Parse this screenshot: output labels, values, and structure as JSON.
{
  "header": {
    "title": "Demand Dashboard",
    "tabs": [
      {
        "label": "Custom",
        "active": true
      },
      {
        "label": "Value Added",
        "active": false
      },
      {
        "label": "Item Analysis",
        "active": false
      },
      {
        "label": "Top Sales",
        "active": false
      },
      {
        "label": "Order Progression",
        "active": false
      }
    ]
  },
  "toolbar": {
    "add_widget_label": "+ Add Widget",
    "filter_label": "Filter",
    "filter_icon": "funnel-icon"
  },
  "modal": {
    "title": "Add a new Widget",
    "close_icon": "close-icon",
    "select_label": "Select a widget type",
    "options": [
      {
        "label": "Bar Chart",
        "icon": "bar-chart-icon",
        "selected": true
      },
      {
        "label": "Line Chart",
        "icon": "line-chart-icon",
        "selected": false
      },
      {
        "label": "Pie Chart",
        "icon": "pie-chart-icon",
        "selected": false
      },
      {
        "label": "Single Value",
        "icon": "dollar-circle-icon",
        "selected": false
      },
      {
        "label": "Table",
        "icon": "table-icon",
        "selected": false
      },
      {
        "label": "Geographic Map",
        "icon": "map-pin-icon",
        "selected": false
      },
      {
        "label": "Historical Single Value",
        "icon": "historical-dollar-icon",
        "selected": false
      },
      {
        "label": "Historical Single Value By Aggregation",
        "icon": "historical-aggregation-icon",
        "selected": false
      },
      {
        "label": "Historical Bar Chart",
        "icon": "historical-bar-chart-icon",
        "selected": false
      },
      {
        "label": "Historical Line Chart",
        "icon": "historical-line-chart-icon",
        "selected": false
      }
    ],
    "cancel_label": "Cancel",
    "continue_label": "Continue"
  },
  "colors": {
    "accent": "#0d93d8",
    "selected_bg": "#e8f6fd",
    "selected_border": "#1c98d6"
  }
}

____________________

- _Given instruction_: Reproduce the complete data exactly as presented above.

- _Complete answer_:
Parse this screenshot: output labels, values, and structure as JSON.
{
  "header": {
    "title": "Demand Dashboard",
    "tabs": [
      {
        "label": "Custom",
        "active": true
      },
      {
        "label": "Value Added",
        "active": false
      },
      {
        "label": "Item Analysis",
        "active": false
      },
      {
        "label": "Top Sales",
        "active": false
      },
      {
        "label": "Order Progression",
        "active": false
      }
    ]
  },
  "toolbar": {
    "add_widget_label": "+ Add Widget",
    "filter_label": "Filter",
    "filter_icon": "funnel-icon"
  },
  "modal": {
    "title": "Add a new Widget",
    "close_icon": "close-icon",
    "select_label": "Select a widget type",
    "options": [
      {
        "label": "Bar Chart",
        "icon": "bar-chart-icon",
        "selected": true
      },
      {
        "label": "Line Chart",
        "icon": "line-chart-icon",
        "selected": false
      },
      {
        "label": "Pie Chart",
        "icon": "pie-chart-icon",
        "selected": false
      },
      {
        "label": "Single Value",
        "icon": "dollar-circle-icon",
        "selected": false
      },
      {
        "label": "Table",
        "icon": "table-icon",
        "selected": false
      },
      {
        "label": "Geographic Map",
        "icon": "map-pin-icon",
        "selected": false
      },
      {
        "label": "Historical Single Value",
        "icon": "historical-dollar-icon",
        "selected": false
      },
      {
        "label": "Historical Single Value By Aggregation",
        "icon": "historical-aggregation-icon",
        "selected": false
      },
      {
        "label": "Historical Bar Chart",
        "icon": "historical-bar-chart-icon",
        "selected": false
      },
      {
        "label": "Historical Line Chart",
        "icon": "historical-line-chart-icon",
        "selected": false
      }
    ],
    "cancel_label": "Cancel",
    "continue_label": "Continue"
  },
  "colors": {
    "accent": "#0d93d8",
    "selected_bg": "#e8f6fd",
    "selected_border": "#1c98d6"
  }
}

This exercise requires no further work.